> **Set problem**
Which lines have the string "These"? Copy all of them from the entries below.

########

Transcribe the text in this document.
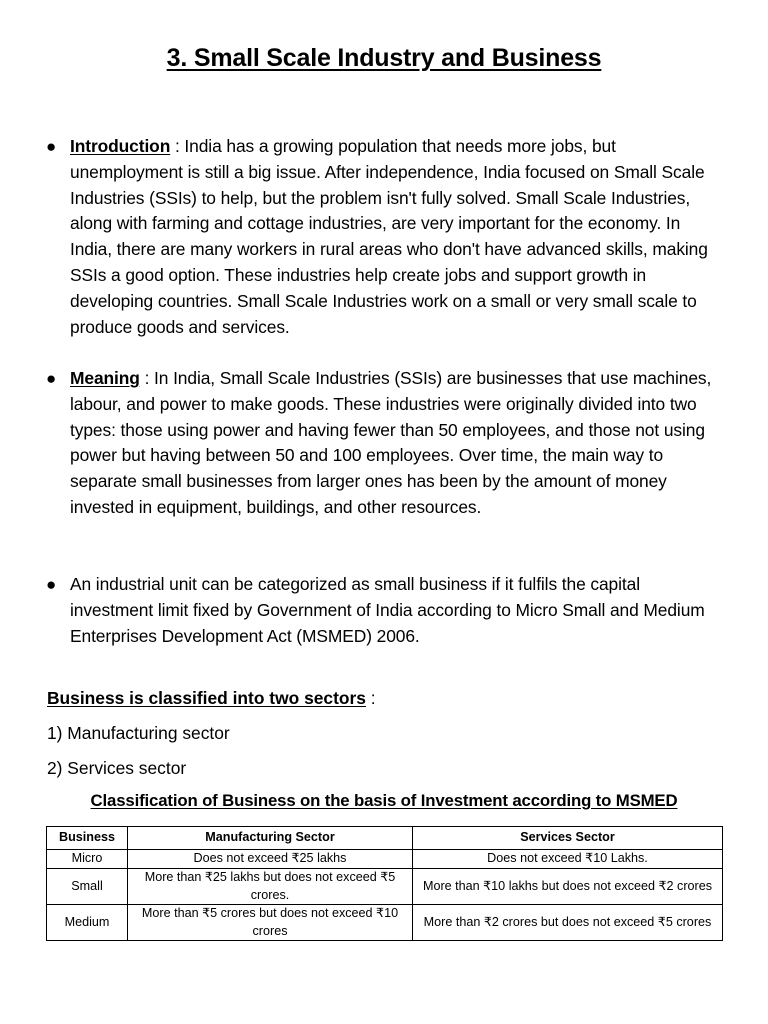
3. Small Scale Industry and Business
● Introduction : India has a growing population that needs more jobs, but unemployment is still a big issue. After independence, India focused on Small Scale Industries (SSIs) to help, but the problem isn't fully solved. Small Scale Industries, along with farming and cottage industries, are very important for the economy. In India, there are many workers in rural areas who don't have advanced skills, making SSIs a good option. These industries help create jobs and support growth in developing countries. Small Scale Industries work on a small or very small scale to produce goods and services.
● Meaning : In India, Small Scale Industries (SSIs) are businesses that use machines, labour, and power to make goods. These industries were originally divided into two types: those using power and having fewer than 50 employees, and those not using power but having between 50 and 100 employees. Over time, the main way to separate small businesses from larger ones has been by the amount of money invested in equipment, buildings, and other resources.
● An industrial unit can be categorized as small business if it fulfils the capital investment limit fixed by Government of India according to Micro Small and Medium Enterprises Development Act (MSMED) 2006.
Business is classified into two sectors :
1) Manufacturing sector
2) Services sector
Classification of Business on the basis of Investment according to MSMED
Business	Manufacturing Sector	Services Sector
Micro	Does not exceed ₹25 lakhs	Does not exceed ₹10 Lakhs.
Small	More than ₹25 lakhs but does not exceed ₹5 crores.	More than ₹10 lakhs but does not exceed ₹2 crores
Medium	More than ₹5 crores but does not exceed ₹10 crores	More than ₹2 crores but does not exceed ₹5 crores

########

> **Output**
● Introduction : India has a growing population that needs more jobs, but unemployment is still a big issue. After independence, India focused on Small Scale Industries (SSIs) to help, but the problem isn't fully solved. Small Scale Industries, along with farming and cottage industries, are very important for the economy. In India, there are many workers in rural areas who don't have advanced skills, making SSIs a good option. These industries help create jobs and support growth in developing countries. Small Scale Industries work on a small or very small scale to produce goods and services.
● Meaning : In India, Small Scale Industries (SSIs) are businesses that use machines, labour, and power to make goods. These industries were originally divided into two types: those using power and having fewer than 50 employees, and those not using power but having between 50 and 100 employees. Over time, the main way to separate small businesses from larger ones has been by the amount of money invested in equipment, buildings, and other resources.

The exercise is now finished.